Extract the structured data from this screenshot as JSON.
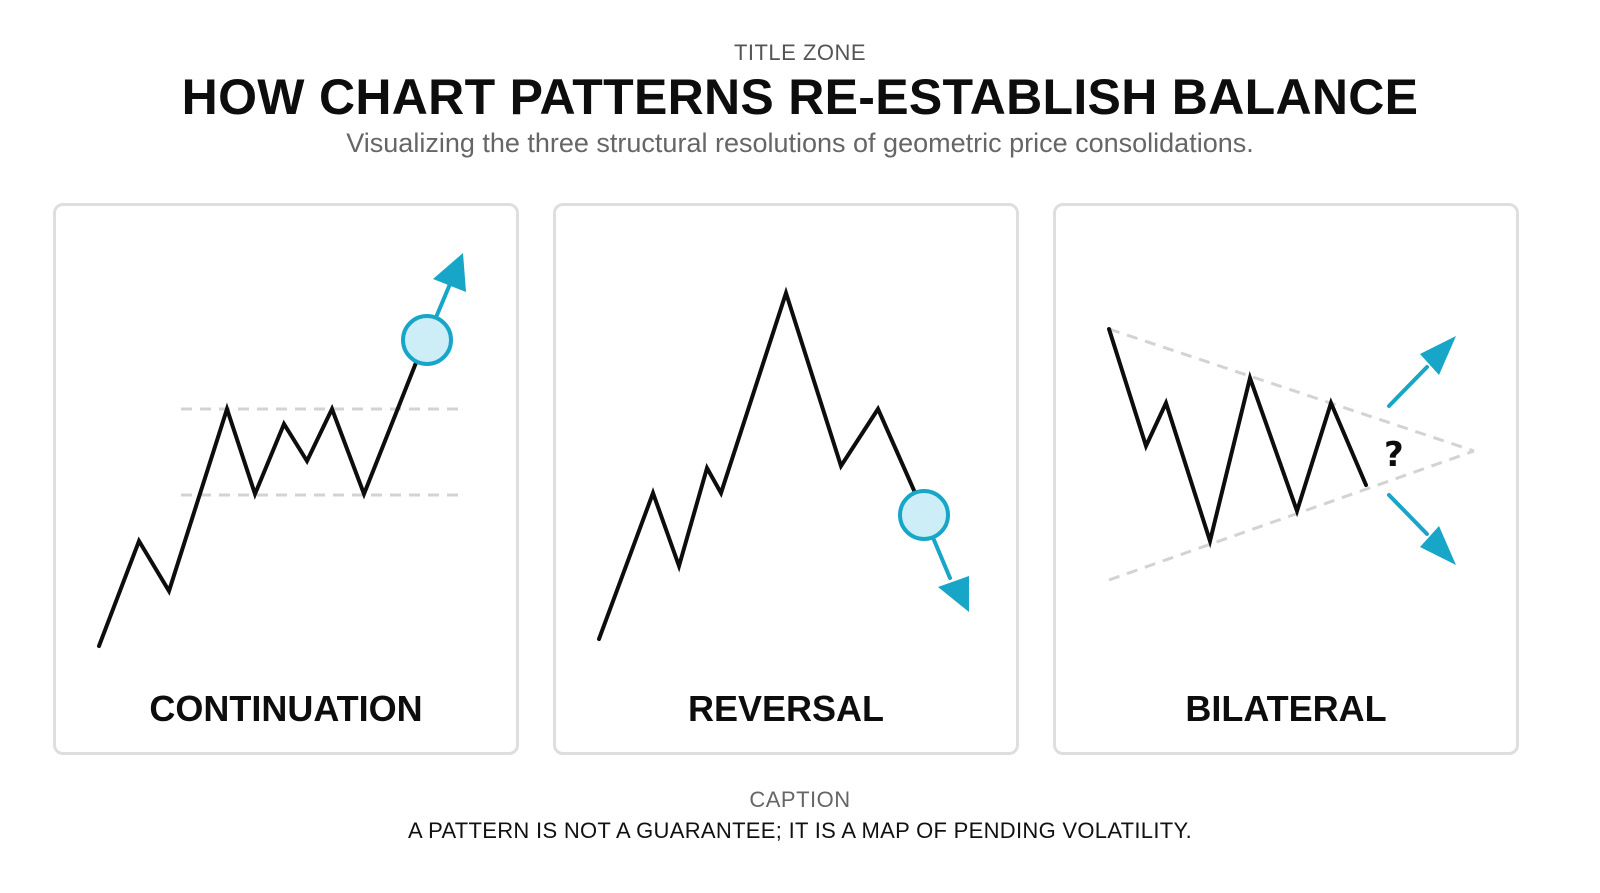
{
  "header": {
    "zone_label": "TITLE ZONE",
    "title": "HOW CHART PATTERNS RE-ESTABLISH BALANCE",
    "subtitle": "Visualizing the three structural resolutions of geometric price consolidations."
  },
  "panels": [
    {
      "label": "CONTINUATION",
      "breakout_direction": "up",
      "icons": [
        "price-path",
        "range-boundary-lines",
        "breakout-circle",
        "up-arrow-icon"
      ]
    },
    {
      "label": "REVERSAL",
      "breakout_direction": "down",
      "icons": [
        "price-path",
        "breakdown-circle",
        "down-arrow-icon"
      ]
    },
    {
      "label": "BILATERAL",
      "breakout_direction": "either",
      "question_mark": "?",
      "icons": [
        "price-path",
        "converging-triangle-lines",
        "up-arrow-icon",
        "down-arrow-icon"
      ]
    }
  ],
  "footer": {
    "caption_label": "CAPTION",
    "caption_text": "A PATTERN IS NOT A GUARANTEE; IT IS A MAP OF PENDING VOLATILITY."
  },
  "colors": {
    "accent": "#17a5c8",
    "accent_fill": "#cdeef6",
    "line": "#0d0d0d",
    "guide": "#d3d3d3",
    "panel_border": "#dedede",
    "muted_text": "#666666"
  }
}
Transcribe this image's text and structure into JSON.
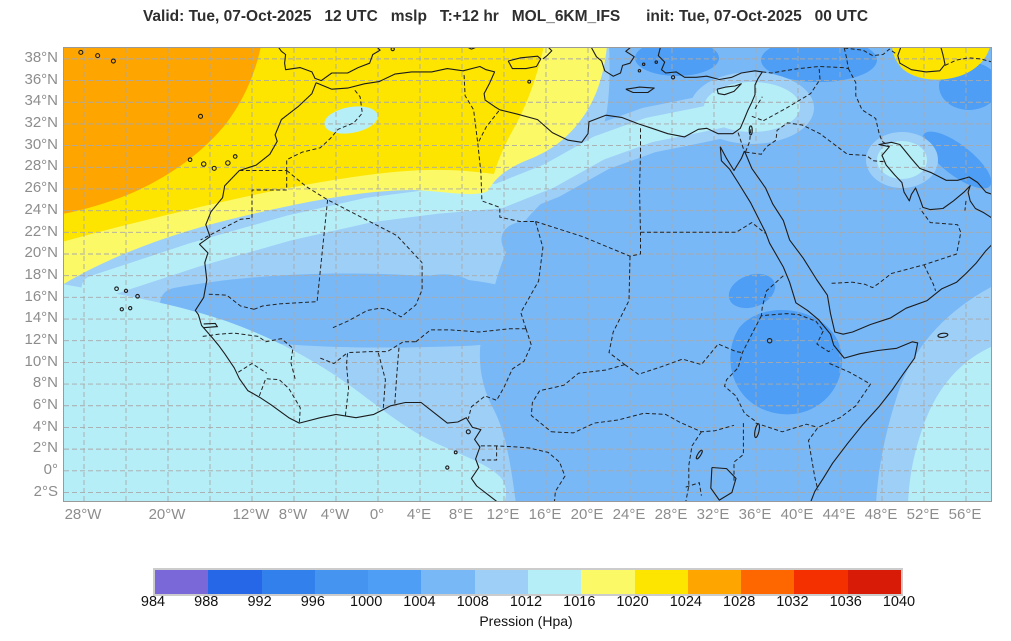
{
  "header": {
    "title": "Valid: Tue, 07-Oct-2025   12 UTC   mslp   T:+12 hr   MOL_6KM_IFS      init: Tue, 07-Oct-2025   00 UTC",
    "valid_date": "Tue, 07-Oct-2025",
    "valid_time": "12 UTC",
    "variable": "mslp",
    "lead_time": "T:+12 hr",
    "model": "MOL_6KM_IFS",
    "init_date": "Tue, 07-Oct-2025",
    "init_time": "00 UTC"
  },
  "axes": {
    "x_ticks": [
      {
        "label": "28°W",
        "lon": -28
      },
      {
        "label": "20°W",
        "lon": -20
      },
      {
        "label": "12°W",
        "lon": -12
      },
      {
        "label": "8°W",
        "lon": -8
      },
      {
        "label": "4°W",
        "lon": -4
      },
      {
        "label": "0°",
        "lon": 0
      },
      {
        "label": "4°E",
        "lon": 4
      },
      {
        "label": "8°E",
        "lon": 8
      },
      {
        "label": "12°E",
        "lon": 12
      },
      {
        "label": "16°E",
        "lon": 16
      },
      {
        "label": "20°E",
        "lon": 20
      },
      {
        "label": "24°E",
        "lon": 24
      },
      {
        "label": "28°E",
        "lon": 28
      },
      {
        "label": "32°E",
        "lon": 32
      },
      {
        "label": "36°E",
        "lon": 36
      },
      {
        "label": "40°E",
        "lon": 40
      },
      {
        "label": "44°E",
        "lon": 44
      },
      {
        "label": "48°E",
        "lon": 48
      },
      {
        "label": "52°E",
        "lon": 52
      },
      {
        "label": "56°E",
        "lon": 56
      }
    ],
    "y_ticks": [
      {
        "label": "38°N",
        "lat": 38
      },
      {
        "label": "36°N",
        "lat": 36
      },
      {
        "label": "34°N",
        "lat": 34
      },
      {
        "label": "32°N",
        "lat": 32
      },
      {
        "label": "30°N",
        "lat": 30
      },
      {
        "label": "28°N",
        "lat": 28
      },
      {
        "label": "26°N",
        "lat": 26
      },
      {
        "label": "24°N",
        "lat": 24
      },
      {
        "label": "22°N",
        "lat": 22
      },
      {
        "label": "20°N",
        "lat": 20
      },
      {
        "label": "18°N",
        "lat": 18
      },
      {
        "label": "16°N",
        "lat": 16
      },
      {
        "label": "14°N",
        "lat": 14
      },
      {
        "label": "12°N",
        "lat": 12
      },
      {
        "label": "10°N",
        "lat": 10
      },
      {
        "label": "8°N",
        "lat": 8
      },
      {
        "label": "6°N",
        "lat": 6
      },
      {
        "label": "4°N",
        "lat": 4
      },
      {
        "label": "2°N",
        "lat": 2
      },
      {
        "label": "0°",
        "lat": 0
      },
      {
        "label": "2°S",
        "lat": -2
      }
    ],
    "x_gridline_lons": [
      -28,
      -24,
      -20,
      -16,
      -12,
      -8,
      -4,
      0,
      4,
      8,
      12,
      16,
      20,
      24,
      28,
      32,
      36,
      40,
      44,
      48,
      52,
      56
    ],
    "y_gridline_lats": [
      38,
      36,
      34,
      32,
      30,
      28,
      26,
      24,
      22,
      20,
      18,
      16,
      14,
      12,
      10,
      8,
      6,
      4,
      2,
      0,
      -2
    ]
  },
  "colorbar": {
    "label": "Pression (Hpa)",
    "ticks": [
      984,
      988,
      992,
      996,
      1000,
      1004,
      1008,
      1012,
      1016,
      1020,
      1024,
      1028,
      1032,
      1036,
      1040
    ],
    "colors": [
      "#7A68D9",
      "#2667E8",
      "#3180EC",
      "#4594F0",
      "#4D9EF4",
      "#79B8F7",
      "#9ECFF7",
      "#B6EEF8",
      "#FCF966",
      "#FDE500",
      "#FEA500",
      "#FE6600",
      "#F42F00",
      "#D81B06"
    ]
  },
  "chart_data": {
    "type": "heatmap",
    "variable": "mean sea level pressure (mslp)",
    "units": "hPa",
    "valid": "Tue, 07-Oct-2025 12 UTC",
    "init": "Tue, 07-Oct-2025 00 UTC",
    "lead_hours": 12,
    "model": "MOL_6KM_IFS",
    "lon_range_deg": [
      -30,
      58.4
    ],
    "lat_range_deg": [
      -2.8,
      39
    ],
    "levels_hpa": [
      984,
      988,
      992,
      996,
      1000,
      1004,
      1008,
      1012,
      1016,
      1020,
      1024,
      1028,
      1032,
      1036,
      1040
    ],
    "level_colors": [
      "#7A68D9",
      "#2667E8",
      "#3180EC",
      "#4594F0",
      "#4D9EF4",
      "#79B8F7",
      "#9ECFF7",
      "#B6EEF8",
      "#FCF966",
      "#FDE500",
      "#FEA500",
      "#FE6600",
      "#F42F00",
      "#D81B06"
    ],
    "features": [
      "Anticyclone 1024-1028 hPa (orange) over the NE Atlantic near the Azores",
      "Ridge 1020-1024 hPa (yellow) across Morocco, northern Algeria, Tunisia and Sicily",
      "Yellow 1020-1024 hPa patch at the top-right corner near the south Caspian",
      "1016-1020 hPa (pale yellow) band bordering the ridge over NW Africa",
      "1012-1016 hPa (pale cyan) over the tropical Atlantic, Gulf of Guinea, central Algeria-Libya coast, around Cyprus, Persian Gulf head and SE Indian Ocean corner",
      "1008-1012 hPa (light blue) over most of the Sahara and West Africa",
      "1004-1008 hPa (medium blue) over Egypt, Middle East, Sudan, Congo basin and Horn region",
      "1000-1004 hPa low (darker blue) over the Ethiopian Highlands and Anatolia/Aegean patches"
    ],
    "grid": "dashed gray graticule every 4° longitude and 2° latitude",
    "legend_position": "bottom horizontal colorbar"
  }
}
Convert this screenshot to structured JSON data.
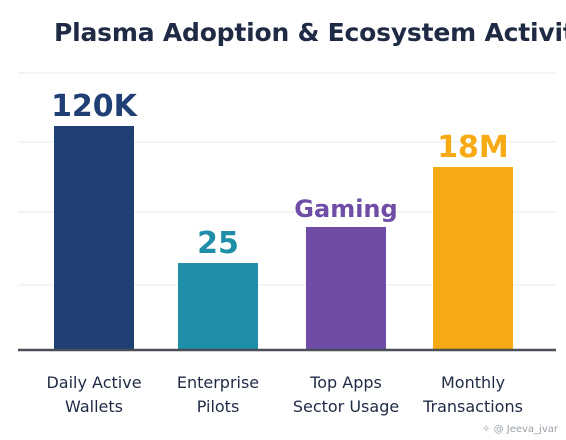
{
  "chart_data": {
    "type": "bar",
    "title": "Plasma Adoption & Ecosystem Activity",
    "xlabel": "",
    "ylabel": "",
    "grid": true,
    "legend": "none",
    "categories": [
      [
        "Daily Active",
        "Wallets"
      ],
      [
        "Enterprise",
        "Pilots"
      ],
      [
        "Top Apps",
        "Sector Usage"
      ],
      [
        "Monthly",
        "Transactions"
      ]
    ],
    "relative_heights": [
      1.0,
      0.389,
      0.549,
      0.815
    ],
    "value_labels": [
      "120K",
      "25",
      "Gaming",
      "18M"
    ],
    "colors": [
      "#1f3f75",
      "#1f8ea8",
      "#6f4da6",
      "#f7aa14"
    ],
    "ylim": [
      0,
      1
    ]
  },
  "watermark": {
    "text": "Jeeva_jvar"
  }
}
::::
Job
Restate the whole listing above exactly, except for its images.

Exercise response
Extract the structured data from this screenshot as JSON.
{
  "header": {
    "zone_label": "TITLE ZONE",
    "title": "HOW CHART PATTERNS RE-ESTABLISH BALANCE",
    "subtitle": "Visualizing the three structural resolutions of geometric price consolidations."
  },
  "panels": [
    {
      "label": "CONTINUATION",
      "breakout_direction": "up",
      "icons": [
        "price-path",
        "range-boundary-lines",
        "breakout-circle",
        "up-arrow-icon"
      ]
    },
    {
      "label": "REVERSAL",
      "breakout_direction": "down",
      "icons": [
        "price-path",
        "breakdown-circle",
        "down-arrow-icon"
      ]
    },
    {
      "label": "BILATERAL",
      "breakout_direction": "either",
      "question_mark": "?",
      "icons": [
        "price-path",
        "converging-triangle-lines",
        "up-arrow-icon",
        "down-arrow-icon"
      ]
    }
  ],
  "footer": {
    "caption_label": "CAPTION",
    "caption_text": "A PATTERN IS NOT A GUARANTEE; IT IS A MAP OF PENDING VOLATILITY."
  },
  "colors": {
    "accent": "#17a5c8",
    "accent_fill": "#cdeef6",
    "line": "#0d0d0d",
    "guide": "#d3d3d3",
    "panel_border": "#dedede",
    "muted_text": "#666666"
  }
}
Transcribe this image's text and structure into JSON.
{
  "header": {
    "title": "Valid: Tue, 07-Oct-2025   12 UTC   mslp   T:+12 hr   MOL_6KM_IFS      init: Tue, 07-Oct-2025   00 UTC",
    "valid_date": "Tue, 07-Oct-2025",
    "valid_time": "12 UTC",
    "variable": "mslp",
    "lead_time": "T:+12 hr",
    "model": "MOL_6KM_IFS",
    "init_date": "Tue, 07-Oct-2025",
    "init_time": "00 UTC"
  },
  "axes": {
    "x_ticks": [
      {
        "label": "28°W",
        "lon": -28
      },
      {
        "label": "20°W",
        "lon": -20
      },
      {
        "label": "12°W",
        "lon": -12
      },
      {
        "label": "8°W",
        "lon": -8
      },
      {
        "label": "4°W",
        "lon": -4
      },
      {
        "label": "0°",
        "lon": 0
      },
      {
        "label": "4°E",
        "lon": 4
      },
      {
        "label": "8°E",
        "lon": 8
      },
      {
        "label": "12°E",
        "lon": 12
      },
      {
        "label": "16°E",
        "lon": 16
      },
      {
        "label": "20°E",
        "lon": 20
      },
      {
        "label": "24°E",
        "lon": 24
      },
      {
        "label": "28°E",
        "lon": 28
      },
      {
        "label": "32°E",
        "lon": 32
      },
      {
        "label": "36°E",
        "lon": 36
      },
      {
        "label": "40°E",
        "lon": 40
      },
      {
        "label": "44°E",
        "lon": 44
      },
      {
        "label": "48°E",
        "lon": 48
      },
      {
        "label": "52°E",
        "lon": 52
      },
      {
        "label": "56°E",
        "lon": 56
      }
    ],
    "y_ticks": [
      {
        "label": "38°N",
        "lat": 38
      },
      {
        "label": "36°N",
        "lat": 36
      },
      {
        "label": "34°N",
        "lat": 34
      },
      {
        "label": "32°N",
        "lat": 32
      },
      {
        "label": "30°N",
        "lat": 30
      },
      {
        "label": "28°N",
        "lat": 28
      },
      {
        "label": "26°N",
        "lat": 26
      },
      {
        "label": "24°N",
        "lat": 24
      },
      {
        "label": "22°N",
        "lat": 22
      },
      {
        "label": "20°N",
        "lat": 20
      },
      {
        "label": "18°N",
        "lat": 18
      },
      {
        "label": "16°N",
        "lat": 16
      },
      {
        "label": "14°N",
        "lat": 14
      },
      {
        "label": "12°N",
        "lat": 12
      },
      {
        "label": "10°N",
        "lat": 10
      },
      {
        "label": "8°N",
        "lat": 8
      },
      {
        "label": "6°N",
        "lat": 6
      },
      {
        "label": "4°N",
        "lat": 4
      },
      {
        "label": "2°N",
        "lat": 2
      },
      {
        "label": "0°",
        "lat": 0
      },
      {
        "label": "2°S",
        "lat": -2
      }
    ],
    "x_gridline_lons": [
      -28,
      -24,
      -20,
      -16,
      -12,
      -8,
      -4,
      0,
      4,
      8,
      12,
      16,
      20,
      24,
      28,
      32,
      36,
      40,
      44,
      48,
      52,
      56
    ],
    "y_gridline_lats": [
      38,
      36,
      34,
      32,
      30,
      28,
      26,
      24,
      22,
      20,
      18,
      16,
      14,
      12,
      10,
      8,
      6,
      4,
      2,
      0,
      -2
    ]
  },
  "colorbar": {
    "label": "Pression (Hpa)",
    "ticks": [
      984,
      988,
      992,
      996,
      1000,
      1004,
      1008,
      1012,
      1016,
      1020,
      1024,
      1028,
      1032,
      1036,
      1040
    ],
    "colors": [
      "#7A68D9",
      "#2667E8",
      "#3180EC",
      "#4594F0",
      "#4D9EF4",
      "#79B8F7",
      "#9ECFF7",
      "#B6EEF8",
      "#FCF966",
      "#FDE500",
      "#FEA500",
      "#FE6600",
      "#F42F00",
      "#D81B06"
    ]
  },
  "chart_data": {
    "type": "heatmap",
    "variable": "mean sea level pressure (mslp)",
    "units": "hPa",
    "valid": "Tue, 07-Oct-2025 12 UTC",
    "init": "Tue, 07-Oct-2025 00 UTC",
    "lead_hours": 12,
    "model": "MOL_6KM_IFS",
    "lon_range_deg": [
      -30,
      58.4
    ],
    "lat_range_deg": [
      -2.8,
      39
    ],
    "levels_hpa": [
      984,
      988,
      992,
      996,
      1000,
      1004,
      1008,
      1012,
      1016,
      1020,
      1024,
      1028,
      1032,
      1036,
      1040
    ],
    "level_colors": [
      "#7A68D9",
      "#2667E8",
      "#3180EC",
      "#4594F0",
      "#4D9EF4",
      "#79B8F7",
      "#9ECFF7",
      "#B6EEF8",
      "#FCF966",
      "#FDE500",
      "#FEA500",
      "#FE6600",
      "#F42F00",
      "#D81B06"
    ],
    "features": [
      "Anticyclone 1024-1028 hPa (orange) over the NE Atlantic near the Azores",
      "Ridge 1020-1024 hPa (yellow) across Morocco, northern Algeria, Tunisia and Sicily",
      "Yellow 1020-1024 hPa patch at the top-right corner near the south Caspian",
      "1016-1020 hPa (pale yellow) band bordering the ridge over NW Africa",
      "1012-1016 hPa (pale cyan) over the tropical Atlantic, Gulf of Guinea, central Algeria-Libya coast, around Cyprus, Persian Gulf head and SE Indian Ocean corner",
      "1008-1012 hPa (light blue) over most of the Sahara and West Africa",
      "1004-1008 hPa (medium blue) over Egypt, Middle East, Sudan, Congo basin and Horn region",
      "1000-1004 hPa low (darker blue) over the Ethiopian Highlands and Anatolia/Aegean patches"
    ],
    "grid": "dashed gray graticule every 4° longitude and 2° latitude",
    "legend_position": "bottom horizontal colorbar"
  }
}
Convert this screenshot to structured JSON data.
{
  "chart_data": {
    "type": "bar",
    "title": "Plasma Adoption & Ecosystem Activity",
    "xlabel": "",
    "ylabel": "",
    "grid": true,
    "legend": "none",
    "categories": [
      [
        "Daily Active",
        "Wallets"
      ],
      [
        "Enterprise",
        "Pilots"
      ],
      [
        "Top Apps",
        "Sector Usage"
      ],
      [
        "Monthly",
        "Transactions"
      ]
    ],
    "relative_heights": [
      1.0,
      0.389,
      0.549,
      0.815
    ],
    "value_labels": [
      "120K",
      "25",
      "Gaming",
      "18M"
    ],
    "colors": [
      "#1f3f75",
      "#1f8ea8",
      "#6f4da6",
      "#f7aa14"
    ],
    "ylim": [
      0,
      1
    ]
  },
  "watermark": {
    "text": "Jeeva_jvar"
  }
}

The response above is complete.